■ Extract
────────────────────

- Location: Bolivar County, Mississippi Desha County, Arkansas United States
- Coordinates: 33°39′44″N 91°04′13″W﻿ / ﻿33.662353°N 91.070273°W
- Type: Oxbow lake
- Basin countries: United States
- Max. length: 12 mi (19 km)
- Surface area: 2,300 acres (930 ha)
- Surface elevation: 118 ft (36 m) at normal pool

= Lake Whittington =

Lake Whittington is an oxbow lake located in Bolivar County, Mississippi, and Desha County, Arkansas, United States. The Arkansas-Mississippi border follows the center of the narrow, curving lake.

Prior to 1938, the north-south flowing Mississippi River curved east into Mississippi, flowed along Lake Whittington (then called "Bolivar Bend"), and then continued its north-south route.

==History==
The town of Bolivar, Mississippi, located on the east shore of Bolivar Bend, was protected by a small levee prior to the Civil War. In 1863, the Union gunboat cut the levee, causing significant flooding to the town and surrounding area.

Island No. 76 was located in Bolivar Bend, just north of Bolivar. During the Civil War, the island was used by the Union Army as a woodyard, and a group of freed slaves lived there, cutting and stacking wood. In 1865, the Union transport ship James Watson ran aground on the island and caught fire, killing 24. The island is now called "Goat Island".

In 1933, the United States Army Corps of Engineers began construction of 13 cutoffs along the lower Mississippi River. Previous cutoffs had been constructed along the river, and were of commercial benefit because they allowed ships to bypass lengthy U-shaped bends. Typically, cutoffs were created by digging a channel across a peninsula, leaving the bypassed bend to form an oxbow lake. Lake Whittington was created when the "Caulk Neck Cutoff" was constructed across "Caulk Island" peninsula in 1937–1938.

==Communities==
There was once year-round high-water public access to Lake Whittington at Neblett's Landing, just north of Bolivar, Mississippi, the only community located on the lake, but that ramp has now been purchased by a private hunting club and is closed to the public. Public access is still possible through two chutes to the Mississippi River, accessible only when the river is at three to six feet on the Arkansas City gauge, and from Little Man's Landing, which is only open during the summer months depending on water level.

Cottages and hunting lodges dot the Mississippi side of the lake.

A private airport with a grass surface, Catfish Point Airport, is located at the south end of the lake.

==Largemouth bass virus==
The Lake has been reported as infected with Largemouth Bass Virus (LMBV). Fish should not be transferred from this lake, and care should be taken to disinfect livewells with bleach after fishing this lake.

==Characteristics==
A small channel on the south end of the lake connects to the Mississippi River. This channel permits spawning fish to enter Lake Whittington, and provides recreational boaters with access to the river. The channel also causes water levels in Lake Whittington to rise and fall along with the seasonal variations in water level in the Mississippi River. During the fall, when water levels in the Mississippi River are typically at their lowest, Lake Whittington may be completely cut off from the river, and water levels in the lake decrease to form three pools of water.

Fish species found in Lake Whittington include bream (bluegill), buffalo, channel catfish, common carp, crappie, drum, flathead catfish, gar, green sunfish, largemouth bass, minnows, silversides, sunfish, white bass, and yellow bass.

Duckweed is the major aquatic vegetation.

Although the lake can be legally fished with either an Arkansas or Mississippi fishing license, all vehicles and most recreational boats can only access the lake from Mississippi.

────────────────────

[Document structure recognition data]
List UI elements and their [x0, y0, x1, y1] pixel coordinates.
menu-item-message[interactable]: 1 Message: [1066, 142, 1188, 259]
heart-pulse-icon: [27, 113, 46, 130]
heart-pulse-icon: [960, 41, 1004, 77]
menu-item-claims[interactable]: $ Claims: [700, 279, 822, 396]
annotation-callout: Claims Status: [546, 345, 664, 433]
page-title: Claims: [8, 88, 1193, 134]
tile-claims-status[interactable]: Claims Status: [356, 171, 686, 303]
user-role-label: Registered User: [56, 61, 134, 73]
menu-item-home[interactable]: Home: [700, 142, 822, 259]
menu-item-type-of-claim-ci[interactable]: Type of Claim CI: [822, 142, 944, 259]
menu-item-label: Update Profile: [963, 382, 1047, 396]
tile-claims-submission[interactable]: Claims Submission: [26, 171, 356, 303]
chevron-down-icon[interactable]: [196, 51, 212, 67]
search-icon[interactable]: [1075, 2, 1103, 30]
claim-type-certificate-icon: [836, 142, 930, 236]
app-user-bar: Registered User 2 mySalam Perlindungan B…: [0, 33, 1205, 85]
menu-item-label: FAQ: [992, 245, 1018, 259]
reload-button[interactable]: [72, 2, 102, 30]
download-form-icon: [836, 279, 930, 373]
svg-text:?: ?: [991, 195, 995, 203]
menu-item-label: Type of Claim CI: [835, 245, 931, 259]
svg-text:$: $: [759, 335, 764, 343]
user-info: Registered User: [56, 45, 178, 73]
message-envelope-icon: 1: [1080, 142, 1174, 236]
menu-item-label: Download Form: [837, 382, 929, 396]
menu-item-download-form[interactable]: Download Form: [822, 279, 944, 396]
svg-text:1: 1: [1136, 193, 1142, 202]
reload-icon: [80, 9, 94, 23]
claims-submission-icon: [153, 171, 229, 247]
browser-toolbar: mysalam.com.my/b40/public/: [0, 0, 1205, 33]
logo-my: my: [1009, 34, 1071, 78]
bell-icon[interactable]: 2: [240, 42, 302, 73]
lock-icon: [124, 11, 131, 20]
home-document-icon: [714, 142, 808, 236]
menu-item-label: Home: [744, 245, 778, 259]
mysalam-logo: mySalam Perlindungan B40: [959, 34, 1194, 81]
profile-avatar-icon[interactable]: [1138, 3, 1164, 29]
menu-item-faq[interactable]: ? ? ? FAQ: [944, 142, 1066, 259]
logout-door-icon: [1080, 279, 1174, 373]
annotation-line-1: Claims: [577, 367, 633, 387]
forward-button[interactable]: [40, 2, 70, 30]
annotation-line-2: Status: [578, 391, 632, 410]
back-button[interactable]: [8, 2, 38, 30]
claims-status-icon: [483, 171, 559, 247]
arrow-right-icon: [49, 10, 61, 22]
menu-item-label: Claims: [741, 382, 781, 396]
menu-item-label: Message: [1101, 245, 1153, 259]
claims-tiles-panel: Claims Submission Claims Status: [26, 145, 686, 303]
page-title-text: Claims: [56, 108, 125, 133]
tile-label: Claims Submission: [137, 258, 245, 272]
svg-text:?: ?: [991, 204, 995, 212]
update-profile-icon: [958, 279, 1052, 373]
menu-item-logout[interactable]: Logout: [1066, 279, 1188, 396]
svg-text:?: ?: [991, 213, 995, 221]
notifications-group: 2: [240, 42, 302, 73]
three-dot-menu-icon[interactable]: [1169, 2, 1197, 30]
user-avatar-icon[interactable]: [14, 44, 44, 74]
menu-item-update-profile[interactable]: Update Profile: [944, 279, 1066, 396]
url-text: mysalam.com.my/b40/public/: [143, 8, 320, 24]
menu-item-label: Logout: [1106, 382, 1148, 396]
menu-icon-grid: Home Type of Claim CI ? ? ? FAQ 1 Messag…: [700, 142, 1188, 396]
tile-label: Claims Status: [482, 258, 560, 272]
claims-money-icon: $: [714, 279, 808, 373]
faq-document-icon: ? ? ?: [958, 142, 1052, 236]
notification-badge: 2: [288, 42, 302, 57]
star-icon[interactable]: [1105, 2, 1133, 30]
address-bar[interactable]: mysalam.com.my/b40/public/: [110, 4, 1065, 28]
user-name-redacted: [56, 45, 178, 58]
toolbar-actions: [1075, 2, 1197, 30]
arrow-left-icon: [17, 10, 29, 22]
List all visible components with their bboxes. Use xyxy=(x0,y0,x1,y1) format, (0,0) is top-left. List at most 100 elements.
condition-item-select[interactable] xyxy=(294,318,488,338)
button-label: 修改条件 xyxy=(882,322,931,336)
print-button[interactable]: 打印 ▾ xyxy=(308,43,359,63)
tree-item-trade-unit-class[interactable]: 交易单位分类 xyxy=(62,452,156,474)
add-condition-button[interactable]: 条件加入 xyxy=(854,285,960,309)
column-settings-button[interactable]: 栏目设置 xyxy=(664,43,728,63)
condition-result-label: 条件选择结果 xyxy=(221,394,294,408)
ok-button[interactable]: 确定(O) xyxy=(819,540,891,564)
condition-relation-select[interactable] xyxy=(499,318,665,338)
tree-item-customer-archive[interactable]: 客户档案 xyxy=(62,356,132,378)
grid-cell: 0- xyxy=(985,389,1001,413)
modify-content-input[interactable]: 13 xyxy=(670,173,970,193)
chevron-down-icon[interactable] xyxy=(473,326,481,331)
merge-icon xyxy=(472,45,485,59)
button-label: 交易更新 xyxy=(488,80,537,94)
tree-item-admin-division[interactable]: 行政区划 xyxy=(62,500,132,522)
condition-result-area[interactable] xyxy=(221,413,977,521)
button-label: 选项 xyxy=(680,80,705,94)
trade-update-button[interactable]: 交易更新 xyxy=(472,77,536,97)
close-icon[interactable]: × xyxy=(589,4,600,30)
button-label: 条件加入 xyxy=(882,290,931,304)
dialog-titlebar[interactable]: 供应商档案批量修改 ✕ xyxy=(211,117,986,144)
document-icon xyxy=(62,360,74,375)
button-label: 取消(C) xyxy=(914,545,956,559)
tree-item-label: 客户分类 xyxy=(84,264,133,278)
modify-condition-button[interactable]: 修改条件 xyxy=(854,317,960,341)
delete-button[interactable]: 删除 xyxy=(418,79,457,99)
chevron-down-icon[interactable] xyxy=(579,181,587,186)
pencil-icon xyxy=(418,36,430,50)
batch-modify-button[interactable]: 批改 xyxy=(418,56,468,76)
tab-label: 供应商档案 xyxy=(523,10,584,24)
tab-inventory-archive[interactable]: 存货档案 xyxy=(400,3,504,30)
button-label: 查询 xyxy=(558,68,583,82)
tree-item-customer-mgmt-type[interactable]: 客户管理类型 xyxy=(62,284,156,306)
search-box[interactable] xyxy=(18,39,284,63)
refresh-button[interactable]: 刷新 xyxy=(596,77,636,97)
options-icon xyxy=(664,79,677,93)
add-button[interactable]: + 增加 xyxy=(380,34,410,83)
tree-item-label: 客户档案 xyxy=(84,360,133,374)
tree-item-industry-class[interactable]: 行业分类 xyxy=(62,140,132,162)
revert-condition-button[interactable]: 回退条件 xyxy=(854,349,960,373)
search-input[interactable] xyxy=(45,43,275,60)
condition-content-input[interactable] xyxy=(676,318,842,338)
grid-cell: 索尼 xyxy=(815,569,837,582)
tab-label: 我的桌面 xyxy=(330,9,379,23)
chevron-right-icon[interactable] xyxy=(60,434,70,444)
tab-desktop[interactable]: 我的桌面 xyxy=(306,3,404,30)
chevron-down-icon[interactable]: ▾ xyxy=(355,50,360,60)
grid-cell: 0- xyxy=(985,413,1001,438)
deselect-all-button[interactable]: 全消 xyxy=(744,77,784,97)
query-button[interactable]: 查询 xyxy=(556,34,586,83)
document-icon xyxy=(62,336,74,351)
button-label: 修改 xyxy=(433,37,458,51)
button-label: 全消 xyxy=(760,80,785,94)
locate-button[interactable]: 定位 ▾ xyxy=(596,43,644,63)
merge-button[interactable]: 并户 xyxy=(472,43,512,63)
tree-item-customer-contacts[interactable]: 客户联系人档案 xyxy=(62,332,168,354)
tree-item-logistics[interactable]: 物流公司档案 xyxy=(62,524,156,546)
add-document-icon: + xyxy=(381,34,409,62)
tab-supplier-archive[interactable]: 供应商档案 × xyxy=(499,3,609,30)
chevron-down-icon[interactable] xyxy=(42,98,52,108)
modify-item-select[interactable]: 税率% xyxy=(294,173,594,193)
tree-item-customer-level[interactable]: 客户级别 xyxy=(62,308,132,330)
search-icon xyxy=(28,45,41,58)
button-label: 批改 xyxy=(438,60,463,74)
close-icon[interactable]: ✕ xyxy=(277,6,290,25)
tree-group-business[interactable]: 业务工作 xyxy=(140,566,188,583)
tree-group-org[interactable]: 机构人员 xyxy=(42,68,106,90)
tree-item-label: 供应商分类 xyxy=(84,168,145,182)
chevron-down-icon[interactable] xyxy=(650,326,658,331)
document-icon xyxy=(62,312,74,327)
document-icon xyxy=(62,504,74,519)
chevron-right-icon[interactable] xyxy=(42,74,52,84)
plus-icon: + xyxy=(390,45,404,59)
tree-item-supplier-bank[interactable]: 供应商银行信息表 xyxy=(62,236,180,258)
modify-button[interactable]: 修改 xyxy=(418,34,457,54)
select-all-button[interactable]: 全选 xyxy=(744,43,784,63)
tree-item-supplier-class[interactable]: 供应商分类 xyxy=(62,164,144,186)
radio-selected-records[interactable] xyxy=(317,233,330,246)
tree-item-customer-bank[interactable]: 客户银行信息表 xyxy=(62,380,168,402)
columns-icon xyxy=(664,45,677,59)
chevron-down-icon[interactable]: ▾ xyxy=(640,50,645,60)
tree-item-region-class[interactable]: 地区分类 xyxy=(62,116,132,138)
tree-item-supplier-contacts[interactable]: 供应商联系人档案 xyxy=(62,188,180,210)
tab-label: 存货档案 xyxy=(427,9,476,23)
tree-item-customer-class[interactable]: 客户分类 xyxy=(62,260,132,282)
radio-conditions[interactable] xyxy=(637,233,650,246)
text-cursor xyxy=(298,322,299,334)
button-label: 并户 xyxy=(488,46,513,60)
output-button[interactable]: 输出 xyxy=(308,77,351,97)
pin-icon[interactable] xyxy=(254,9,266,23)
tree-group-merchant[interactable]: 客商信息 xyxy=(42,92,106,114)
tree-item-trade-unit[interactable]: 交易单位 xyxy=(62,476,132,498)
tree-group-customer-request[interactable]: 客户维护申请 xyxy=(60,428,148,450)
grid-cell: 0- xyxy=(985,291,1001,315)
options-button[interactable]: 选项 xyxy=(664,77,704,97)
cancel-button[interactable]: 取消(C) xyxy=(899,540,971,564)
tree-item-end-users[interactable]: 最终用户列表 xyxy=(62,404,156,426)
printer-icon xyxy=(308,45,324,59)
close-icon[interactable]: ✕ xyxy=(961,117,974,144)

────────────────────

■ Task objective
Answer from the Lake Whittington article:
(a) What was the lake called before 1938?
(b) What is Island No. 76 called now?
(c) What is the major aquatic vegetation in the lake?
The data is separate from the Lake Whittington article and stands on its own.

■ Output below
(a) Bolivar Bend
(b) Goat Island
(c) Duckweed